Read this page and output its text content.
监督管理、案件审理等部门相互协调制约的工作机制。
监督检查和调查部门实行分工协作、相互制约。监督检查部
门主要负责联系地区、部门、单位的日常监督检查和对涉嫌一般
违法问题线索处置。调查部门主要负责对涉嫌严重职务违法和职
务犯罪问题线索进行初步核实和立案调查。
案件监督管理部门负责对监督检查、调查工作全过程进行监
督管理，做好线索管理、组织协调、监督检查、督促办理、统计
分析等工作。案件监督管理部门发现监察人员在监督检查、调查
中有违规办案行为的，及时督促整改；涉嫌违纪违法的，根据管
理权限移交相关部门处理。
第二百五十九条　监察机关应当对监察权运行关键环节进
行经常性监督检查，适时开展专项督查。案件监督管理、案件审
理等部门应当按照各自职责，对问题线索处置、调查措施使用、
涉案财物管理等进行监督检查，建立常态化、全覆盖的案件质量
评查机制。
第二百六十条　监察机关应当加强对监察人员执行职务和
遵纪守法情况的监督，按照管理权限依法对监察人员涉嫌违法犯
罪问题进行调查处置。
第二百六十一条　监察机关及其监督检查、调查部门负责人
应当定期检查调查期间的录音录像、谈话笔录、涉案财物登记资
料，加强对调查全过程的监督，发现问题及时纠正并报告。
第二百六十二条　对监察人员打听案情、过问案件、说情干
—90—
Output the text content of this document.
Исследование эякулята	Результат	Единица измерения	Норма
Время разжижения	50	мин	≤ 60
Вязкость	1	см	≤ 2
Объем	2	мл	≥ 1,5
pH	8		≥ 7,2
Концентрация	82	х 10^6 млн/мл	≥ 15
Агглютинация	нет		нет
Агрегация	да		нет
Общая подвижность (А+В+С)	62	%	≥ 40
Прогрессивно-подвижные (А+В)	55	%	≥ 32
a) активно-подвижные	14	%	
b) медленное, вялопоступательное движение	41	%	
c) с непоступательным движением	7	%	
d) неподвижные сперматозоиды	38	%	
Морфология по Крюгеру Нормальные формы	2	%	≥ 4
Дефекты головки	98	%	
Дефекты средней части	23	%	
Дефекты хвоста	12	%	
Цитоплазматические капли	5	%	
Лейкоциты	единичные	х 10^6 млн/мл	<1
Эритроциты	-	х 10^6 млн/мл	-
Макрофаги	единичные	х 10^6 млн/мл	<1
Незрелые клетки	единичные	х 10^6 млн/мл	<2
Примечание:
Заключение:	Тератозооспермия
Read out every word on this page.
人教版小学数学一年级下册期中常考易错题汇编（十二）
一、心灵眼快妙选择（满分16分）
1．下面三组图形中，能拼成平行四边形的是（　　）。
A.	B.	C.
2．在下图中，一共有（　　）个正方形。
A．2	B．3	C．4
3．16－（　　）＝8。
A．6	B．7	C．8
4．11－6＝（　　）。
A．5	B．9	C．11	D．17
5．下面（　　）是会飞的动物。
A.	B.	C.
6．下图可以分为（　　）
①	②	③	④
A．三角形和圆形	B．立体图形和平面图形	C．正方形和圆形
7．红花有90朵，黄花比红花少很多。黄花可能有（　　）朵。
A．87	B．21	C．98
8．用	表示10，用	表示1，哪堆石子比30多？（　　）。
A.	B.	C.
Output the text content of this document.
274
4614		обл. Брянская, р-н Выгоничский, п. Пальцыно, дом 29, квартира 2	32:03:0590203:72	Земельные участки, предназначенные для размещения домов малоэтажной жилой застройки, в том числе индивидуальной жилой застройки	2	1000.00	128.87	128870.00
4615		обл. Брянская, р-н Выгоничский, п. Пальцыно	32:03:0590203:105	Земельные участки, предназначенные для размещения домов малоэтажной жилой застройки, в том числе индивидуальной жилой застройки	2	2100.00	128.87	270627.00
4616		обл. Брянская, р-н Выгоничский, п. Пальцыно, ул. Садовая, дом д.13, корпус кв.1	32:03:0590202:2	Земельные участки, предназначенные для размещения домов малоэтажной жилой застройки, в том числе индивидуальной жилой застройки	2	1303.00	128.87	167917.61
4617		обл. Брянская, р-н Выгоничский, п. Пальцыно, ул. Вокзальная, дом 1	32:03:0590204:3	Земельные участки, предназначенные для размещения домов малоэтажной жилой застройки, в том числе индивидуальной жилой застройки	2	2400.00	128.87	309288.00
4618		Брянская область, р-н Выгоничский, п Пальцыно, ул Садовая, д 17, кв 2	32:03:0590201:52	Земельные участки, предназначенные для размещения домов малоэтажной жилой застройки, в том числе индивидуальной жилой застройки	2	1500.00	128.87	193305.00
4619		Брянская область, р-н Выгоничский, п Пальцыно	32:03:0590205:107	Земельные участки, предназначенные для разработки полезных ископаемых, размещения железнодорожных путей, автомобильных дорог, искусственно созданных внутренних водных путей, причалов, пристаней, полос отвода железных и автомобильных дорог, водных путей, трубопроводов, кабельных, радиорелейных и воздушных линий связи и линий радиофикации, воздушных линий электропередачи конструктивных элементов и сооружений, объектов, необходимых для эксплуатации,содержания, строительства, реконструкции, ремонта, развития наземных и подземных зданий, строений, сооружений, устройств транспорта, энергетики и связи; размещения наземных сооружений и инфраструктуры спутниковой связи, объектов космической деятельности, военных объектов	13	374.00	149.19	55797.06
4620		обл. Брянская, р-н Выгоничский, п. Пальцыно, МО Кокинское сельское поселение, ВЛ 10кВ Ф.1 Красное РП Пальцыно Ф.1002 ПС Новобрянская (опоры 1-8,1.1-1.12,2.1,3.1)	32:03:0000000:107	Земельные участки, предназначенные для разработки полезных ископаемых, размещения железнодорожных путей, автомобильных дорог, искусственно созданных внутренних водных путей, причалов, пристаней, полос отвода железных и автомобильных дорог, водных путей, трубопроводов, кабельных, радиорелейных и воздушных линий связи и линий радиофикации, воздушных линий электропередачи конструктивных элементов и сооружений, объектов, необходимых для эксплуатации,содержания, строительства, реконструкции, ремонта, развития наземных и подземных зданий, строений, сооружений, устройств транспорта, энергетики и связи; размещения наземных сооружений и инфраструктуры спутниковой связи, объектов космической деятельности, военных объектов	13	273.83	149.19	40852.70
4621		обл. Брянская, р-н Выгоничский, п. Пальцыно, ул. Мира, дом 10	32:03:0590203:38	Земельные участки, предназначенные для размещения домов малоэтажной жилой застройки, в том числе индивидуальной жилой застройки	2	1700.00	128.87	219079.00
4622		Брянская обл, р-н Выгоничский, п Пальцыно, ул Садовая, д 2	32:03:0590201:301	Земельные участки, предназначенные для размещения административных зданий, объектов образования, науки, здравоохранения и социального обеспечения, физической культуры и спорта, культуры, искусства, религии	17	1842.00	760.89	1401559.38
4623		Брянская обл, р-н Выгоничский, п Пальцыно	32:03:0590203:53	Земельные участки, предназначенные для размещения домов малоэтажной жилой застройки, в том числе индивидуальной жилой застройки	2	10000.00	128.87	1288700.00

☆ ☆ ☆

▸ **Written request**
Transcribe every entry word for word.

▸ **Solution to the problem**
Read this page and output its text content.
监督管理、案件审理等部门相互协调制约的工作机制。
监督检查和调查部门实行分工协作、相互制约。监督检查部
门主要负责联系地区、部门、单位的日常监督检查和对涉嫌一般
违法问题线索处置。调查部门主要负责对涉嫌严重职务违法和职
务犯罪问题线索进行初步核实和立案调查。
案件监督管理部门负责对监督检查、调查工作全过程进行监
督管理，做好线索管理、组织协调、监督检查、督促办理、统计
分析等工作。案件监督管理部门发现监察人员在监督检查、调查
中有违规办案行为的，及时督促整改；涉嫌违纪违法的，根据管
理权限移交相关部门处理。
第二百五十九条　监察机关应当对监察权运行关键环节进
行经常性监督检查，适时开展专项督查。案件监督管理、案件审
理等部门应当按照各自职责，对问题线索处置、调查措施使用、
涉案财物管理等进行监督检查，建立常态化、全覆盖的案件质量
评查机制。
第二百六十条　监察机关应当加强对监察人员执行职务和
遵纪守法情况的监督，按照管理权限依法对监察人员涉嫌违法犯
罪问题进行调查处置。
第二百六十一条　监察机关及其监督检查、调查部门负责人
应当定期检查调查期间的录音录像、谈话笔录、涉案财物登记资
料，加强对调查全过程的监督，发现问题及时纠正并报告。
第二百六十二条　对监察人员打听案情、过问案件、说情干
—90—
Output the text content of this document.
Исследование эякулята	Результат	Единица измерения	Норма
Время разжижения	50	мин	≤ 60
Вязкость	1	см	≤ 2
Объем	2	мл	≥ 1,5
pH	8		≥ 7,2
Концентрация	82	х 10^6 млн/мл	≥ 15
Агглютинация	нет		нет
Агрегация	да		нет
Общая подвижность (А+В+С)	62	%	≥ 40
Прогрессивно-подвижные (А+В)	55	%	≥ 32
a) активно-подвижные	14	%	
b) медленное, вялопоступательное движение	41	%	
c) с непоступательным движением	7	%	
d) неподвижные сперматозоиды	38	%	
Морфология по Крюгеру Нормальные формы	2	%	≥ 4
Дефекты головки	98	%	
Дефекты средней части	23	%	
Дефекты хвоста	12	%	
Цитоплазматические капли	5	%	
Лейкоциты	единичные	х 10^6 млн/мл	<1
Эритроциты	-	х 10^6 млн/мл	-
Макрофаги	единичные	х 10^6 млн/мл	<1
Незрелые клетки	единичные	х 10^6 млн/мл	<2
Примечание:
Заключение:	Тератозооспермия
Read out every word on this page.
人教版小学数学一年级下册期中常考易错题汇编（十二）
一、心灵眼快妙选择（满分16分）
1．下面三组图形中，能拼成平行四边形的是（　　）。
A.	B.	C.
2．在下图中，一共有（　　）个正方形。
A．2	B．3	C．4
3．16－（　　）＝8。
A．6	B．7	C．8
4．11－6＝（　　）。
A．5	B．9	C．11	D．17
5．下面（　　）是会飞的动物。
A.	B.	C.
6．下图可以分为（　　）
①	②	③	④
A．三角形和圆形	B．立体图形和平面图形	C．正方形和圆形
7．红花有90朵，黄花比红花少很多。黄花可能有（　　）朵。
A．87	B．21	C．98
8．用	表示10，用	表示1，哪堆石子比30多？（　　）。
A.	B.	C.
Output the text content of this document.
274
4614		обл. Брянская, р-н Выгоничский, п. Пальцыно, дом 29, квартира 2	32:03:0590203:72	Земельные участки, предназначенные для размещения домов малоэтажной жилой застройки, в том числе индивидуальной жилой застройки	2	1000.00	128.87	128870.00
4615		обл. Брянская, р-н Выгоничский, п. Пальцыно	32:03:0590203:105	Земельные участки, предназначенные для размещения домов малоэтажной жилой застройки, в том числе индивидуальной жилой застройки	2	2100.00	128.87	270627.00
4616		обл. Брянская, р-н Выгоничский, п. Пальцыно, ул. Садовая, дом д.13, корпус кв.1	32:03:0590202:2	Земельные участки, предназначенные для размещения домов малоэтажной жилой застройки, в том числе индивидуальной жилой застройки	2	1303.00	128.87	167917.61
4617		обл. Брянская, р-н Выгоничский, п. Пальцыно, ул. Вокзальная, дом 1	32:03:0590204:3	Земельные участки, предназначенные для размещения домов малоэтажной жилой застройки, в том числе индивидуальной жилой застройки	2	2400.00	128.87	309288.00
4618		Брянская область, р-н Выгоничский, п Пальцыно, ул Садовая, д 17, кв 2	32:03:0590201:52	Земельные участки, предназначенные для размещения домов малоэтажной жилой застройки, в том числе индивидуальной жилой застройки	2	1500.00	128.87	193305.00
4619		Брянская область, р-н Выгоничский, п Пальцыно	32:03:0590205:107	Земельные участки, предназначенные для разработки полезных ископаемых, размещения железнодорожных путей, автомобильных дорог, искусственно созданных внутренних водных путей, причалов, пристаней, полос отвода железных и автомобильных дорог, водных путей, трубопроводов, кабельных, радиорелейных и воздушных линий связи и линий радиофикации, воздушных линий электропередачи конструктивных элементов и сооружений, объектов, необходимых для эксплуатации,содержания, строительства, реконструкции, ремонта, развития наземных и подземных зданий, строений, сооружений, устройств транспорта, энергетики и связи; размещения наземных сооружений и инфраструктуры спутниковой связи, объектов космической деятельности, военных объектов	13	374.00	149.19	55797.06
4620		обл. Брянская, р-н Выгоничский, п. Пальцыно, МО Кокинское сельское поселение, ВЛ 10кВ Ф.1 Красное РП Пальцыно Ф.1002 ПС Новобрянская (опоры 1-8,1.1-1.12,2.1,3.1)	32:03:0000000:107	Земельные участки, предназначенные для разработки полезных ископаемых, размещения железнодорожных путей, автомобильных дорог, искусственно созданных внутренних водных путей, причалов, пристаней, полос отвода железных и автомобильных дорог, водных путей, трубопроводов, кабельных, радиорелейных и воздушных линий связи и линий радиофикации, воздушных линий электропередачи конструктивных элементов и сооружений, объектов, необходимых для эксплуатации,содержания, строительства, реконструкции, ремонта, развития наземных и подземных зданий, строений, сооружений, устройств транспорта, энергетики и связи; размещения наземных сооружений и инфраструктуры спутниковой связи, объектов космической деятельности, военных объектов	13	273.83	149.19	40852.70
4621		обл. Брянская, р-н Выгоничский, п. Пальцыно, ул. Мира, дом 10	32:03:0590203:38	Земельные участки, предназначенные для размещения домов малоэтажной жилой застройки, в том числе индивидуальной жилой застройки	2	1700.00	128.87	219079.00
4622		Брянская обл, р-н Выгоничский, п Пальцыно, ул Садовая, д 2	32:03:0590201:301	Земельные участки, предназначенные для размещения административных зданий, объектов образования, науки, здравоохранения и социального обеспечения, физической культуры и спорта, культуры, искусства, религии	17	1842.00	760.89	1401559.38
4623		Брянская обл, р-н Выгоничский, п Пальцыно	32:03:0590203:53	Земельные участки, предназначенные для размещения домов малоэтажной жилой застройки, в том числе индивидуальной жилой застройки	2	10000.00	128.87	1288700.00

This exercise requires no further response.